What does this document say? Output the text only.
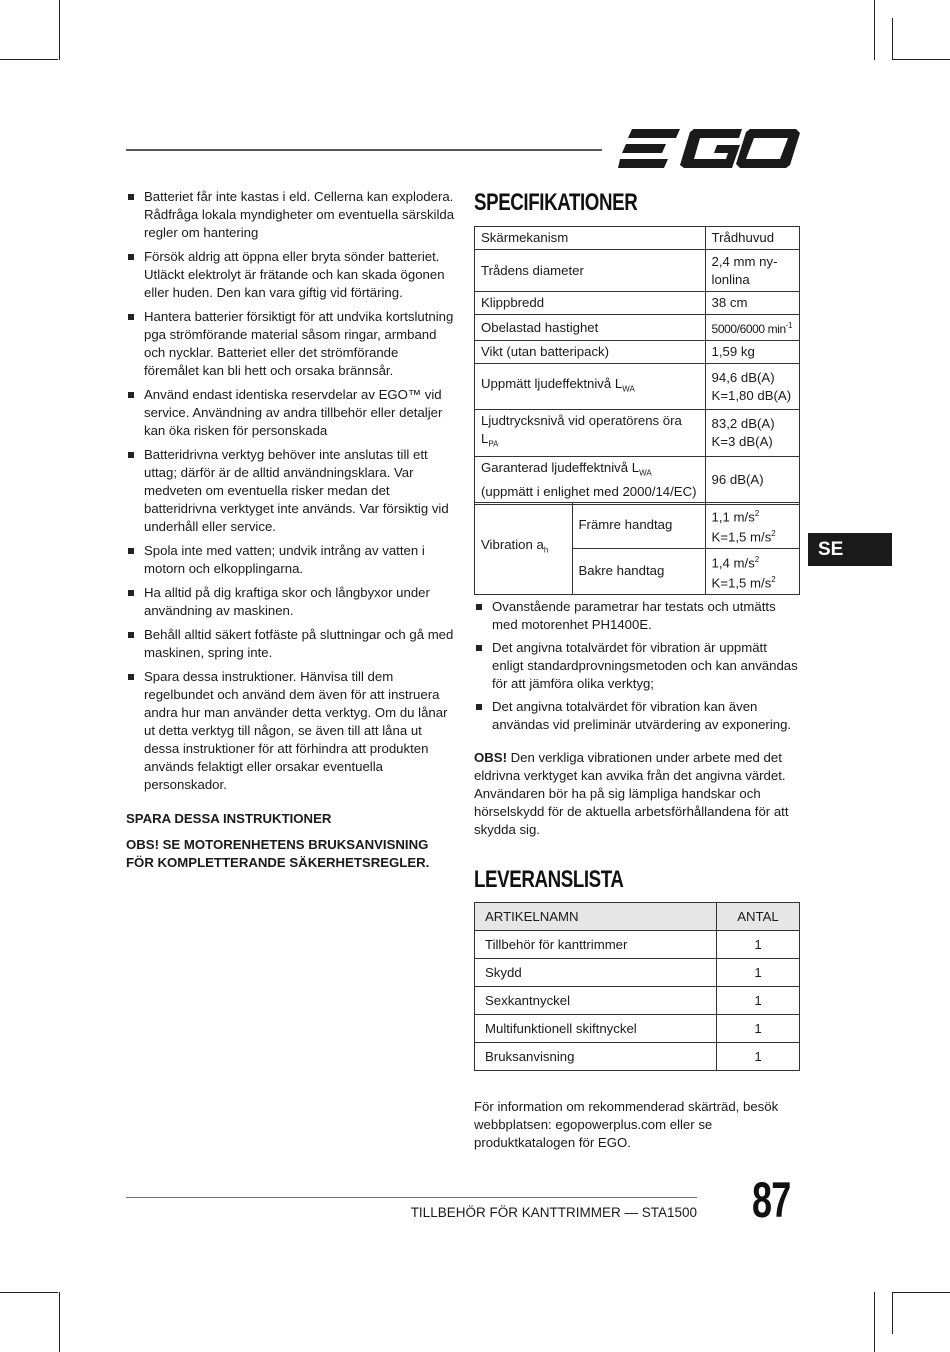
Batteriet får inte kastas i eld. Cellerna kan explodera. Rådfråga lokala myndigheter om eventuella särskilda regler om hantering
Försök aldrig att öppna eller bryta sönder batteriet. Utläckt elektrolyt är frätande och kan skada ögonen eller huden. Den kan vara giftig vid förtäring.
Hantera batterier försiktigt för att undvika kortslutning pga strömförande material såsom ringar, armband och nycklar. Batteriet eller det strömförande föremålet kan bli hett och orsaka brännsår.
Använd endast identiska reservdelar av EGO™ vid service. Användning av andra tillbehör eller detaljer kan öka risken för personskada
Batteridrivna verktyg behöver inte anslutas till ett uttag; därför är de alltid användningsklara. Var medveten om eventuella risker medan det batteridrivna verktyget inte används. Var försiktig vid underhåll eller service.
Spola inte med vatten; undvik intrång av vatten i motorn och elkopplingarna.
Ha alltid på dig kraftiga skor och långbyxor under användning av maskinen.
Behåll alltid säkert fotfäste på sluttningar och gå med maskinen, spring inte.
Spara dessa instruktioner. Hänvisa till dem regelbundet och använd dem även för att instruera andra hur man använder detta verktyg. Om du lånar ut detta verktyg till någon, se även till att låna ut dessa instruktioner för att förhindra att produkten används felaktigt eller orsakar eventuella personskador.

SPARA DESSA INSTRUKTIONER

OBS! SE MOTORENHETENS BRUKSANVISNING FÖR KOMPLETTERANDE SÄKERHETSREGLER.

SPECIFIKATIONER
Skärmekanism	Trådhuvud
Trådens diameter	2,4 mm ny-lonlina
Klippbredd	38 cm
Obelastad hastighet	5000/6000 $\min^{-1}$
Vikt (utan batteripack)	1,59 kg
Uppmätt ljudeffektnivå $L_{WA}$	94,6 dB(A)
K=1,80 dB(A)

Ljudtrycksnivå vid operatörens öra $L_{PA}$	83,2 dB(A)
K=3 dB(A)

Garanterad ljudeffektnivå $L_{WA}$
(uppmätt i enlighet med 2000/14/EC)	96 dB(A)
Vibration $a_h$	Främre handtag	1,1 $m/s^2$
K=1,5 $m/s^2$

	Bakre handtag	1,4 $m/s^2$
K=1,5 $m/s^2$
Ovanstående parametrar har testats och utmätts med motorenhet PH1400E.
Det angivna totalvärdet för vibration är uppmätt enligt standardprovningsmetoden och kan användas för att jämföra olika verktyg;
Det angivna totalvärdet för vibration kan även användas vid preliminär utvärdering av exponering.

OBS! Den verkliga vibrationen under arbete med det eldrivna verktyget kan avvika från det angivna värdet. Användaren bör ha på sig lämpliga handskar och hörselskydd för de aktuella arbetsförhållandena för att skydda sig.

LEVERANSLISTA
ARTIKELNAMN	ANTAL
Tillbehör för kanttrimmer	1
Skydd	1
Sexkantnyckel	1
Multifunktionell skiftnyckel	1
Bruksanvisning	1

För information om rekommenderad skärträd, besök webbplatsen: egopowerplus.com eller se produktkatalogen för EGO.

SE
TILLBEHÖR FÖR KANTTRIMMER — STA1500 87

==============================

Copy out every line of the listing that includes the string "totalvärdet".

Det angivna totalvärdet för vibration är uppmätt enligt standardprovningsmetoden och kan användas för att jämföra olika verktyg;
Det angivna totalvärdet för vibration kan även användas vid preliminär utvärdering av exponering.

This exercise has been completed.